» Requirement: The records below must be transcribed exactly. Do not include the pictures.

» Given records:

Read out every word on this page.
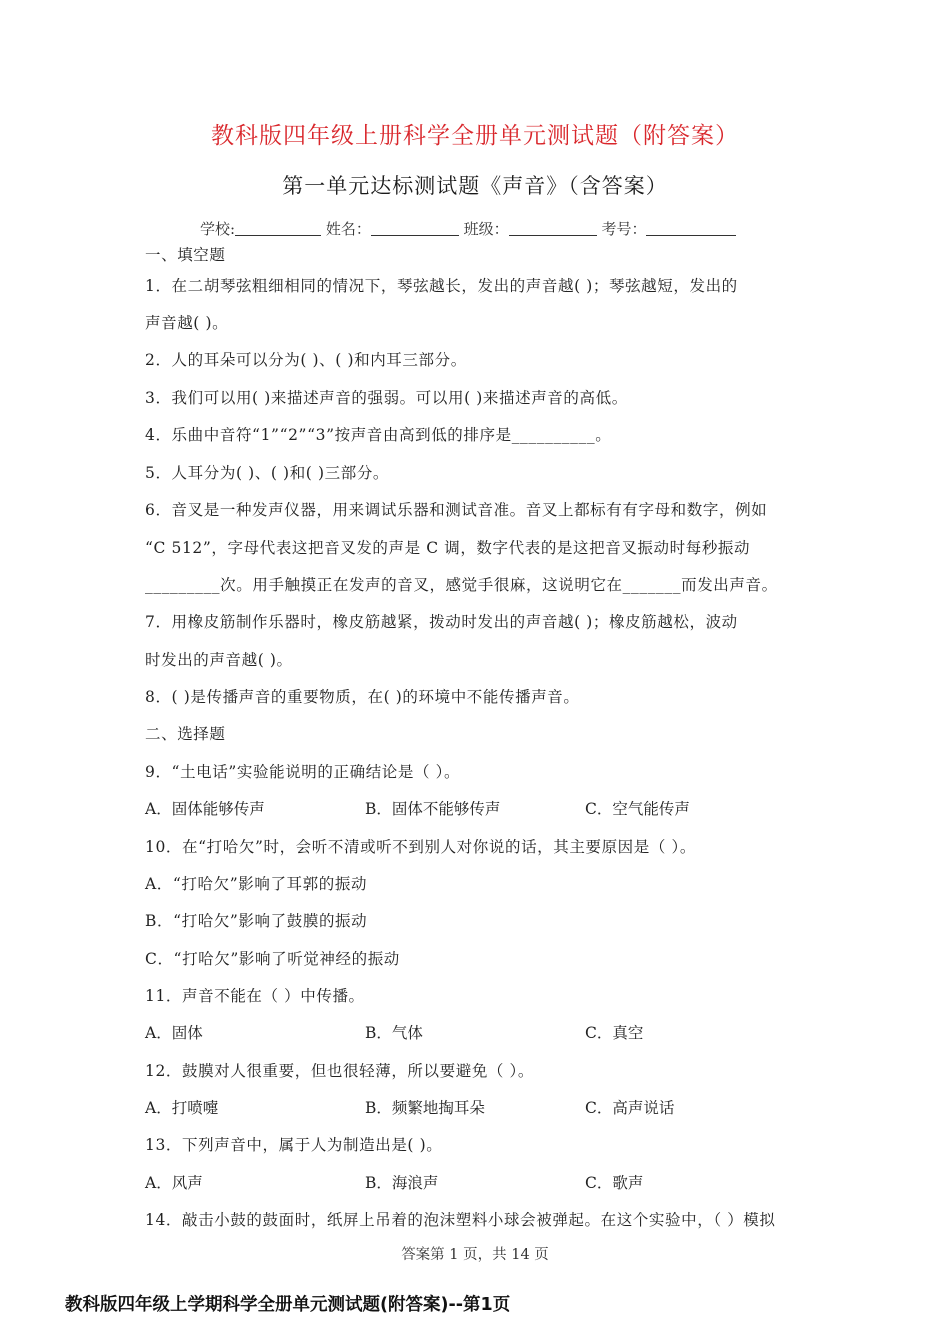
教科版四年级上册科学全册单元测试题（附答案）
第一单元达标测试题《声音》（含答案）
学校:	姓名：	班级：	考号：
一、填空题
1．在二胡琴弦粗细相同的情况下，琴弦越长，发出的声音越( )；琴弦越短，发出的
声音越( )。
2．人的耳朵可以分为( )、( )和内耳三部分。
3．我们可以用( )来描述声音的强弱。可以用( )来描述声音的高低。
4．乐曲中音符“1”“2”“3”按声音由高到低的排序是__________。
5．人耳分为( )、( )和( )三部分。
6．音叉是一种发声仪器，用来调试乐器和测试音准。音叉上都标有有字母和数字，例如
“C 512”，字母代表这把音叉发的声是 C 调，数字代表的是这把音叉振动时每秒振动
_________次。用手触摸正在发声的音叉，感觉手很麻，这说明它在_______而发出声音。
7．用橡皮筋制作乐器时，橡皮筋越紧，拨动时发出的声音越( )；橡皮筋越松，波动
时发出的声音越( )。
8．( )是传播声音的重要物质，在( )的环境中不能传播声音。
二、选择题
9．“土电话”实验能说明的正确结论是（ ）。
A．固体能够传声	B．固体不能够传声	C．空气能传声
10．在“打哈欠”时，会听不清或听不到别人对你说的话，其主要原因是（ ）。
A．“打哈欠”影响了耳郭的振动
B．“打哈欠”影响了鼓膜的振动
C．“打哈欠”影响了听觉神经的振动
11．声音不能在（ ）中传播。
A．固体	B．气体	C．真空
12．鼓膜对人很重要，但也很轻薄，所以要避免（ ）。
A．打喷嚏	B．频繁地掏耳朵	C．高声说话
13．下列声音中，属于人为制造出是( )。
A．风声	B．海浪声	C．歌声
14．敲击小鼓的鼓面时，纸屏上吊着的泡沫塑料小球会被弹起。在这个实验中，（ ）模拟
答案第 1 页，共 14 页
教科版四年级上学期科学全册单元测试题(附答案)--第1页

» Exercise solution:
Read out every word on this page.
教科版四年级上册科学全册单元测试题（附答案）
第一单元达标测试题《声音》（含答案）
学校:	姓名：	班级：	考号：
一、填空题
1．在二胡琴弦粗细相同的情况下，琴弦越长，发出的声音越( )；琴弦越短，发出的
声音越( )。
2．人的耳朵可以分为( )、( )和内耳三部分。
3．我们可以用( )来描述声音的强弱。可以用( )来描述声音的高低。
4．乐曲中音符“1”“2”“3”按声音由高到低的排序是__________。
5．人耳分为( )、( )和( )三部分。
6．音叉是一种发声仪器，用来调试乐器和测试音准。音叉上都标有有字母和数字，例如
“C 512”，字母代表这把音叉发的声是 C 调，数字代表的是这把音叉振动时每秒振动
_________次。用手触摸正在发声的音叉，感觉手很麻，这说明它在_______而发出声音。
7．用橡皮筋制作乐器时，橡皮筋越紧，拨动时发出的声音越( )；橡皮筋越松，波动
时发出的声音越( )。
8．( )是传播声音的重要物质，在( )的环境中不能传播声音。
二、选择题
9．“土电话”实验能说明的正确结论是（ ）。
A．固体能够传声	B．固体不能够传声	C．空气能传声
10．在“打哈欠”时，会听不清或听不到别人对你说的话，其主要原因是（ ）。
A．“打哈欠”影响了耳郭的振动
B．“打哈欠”影响了鼓膜的振动
C．“打哈欠”影响了听觉神经的振动
11．声音不能在（ ）中传播。
A．固体	B．气体	C．真空
12．鼓膜对人很重要，但也很轻薄，所以要避免（ ）。
A．打喷嚏	B．频繁地掏耳朵	C．高声说话
13．下列声音中，属于人为制造出是( )。
A．风声	B．海浪声	C．歌声
14．敲击小鼓的鼓面时，纸屏上吊着的泡沫塑料小球会被弹起。在这个实验中，（ ）模拟
答案第 1 页，共 14 页
教科版四年级上学期科学全册单元测试题(附答案)--第1页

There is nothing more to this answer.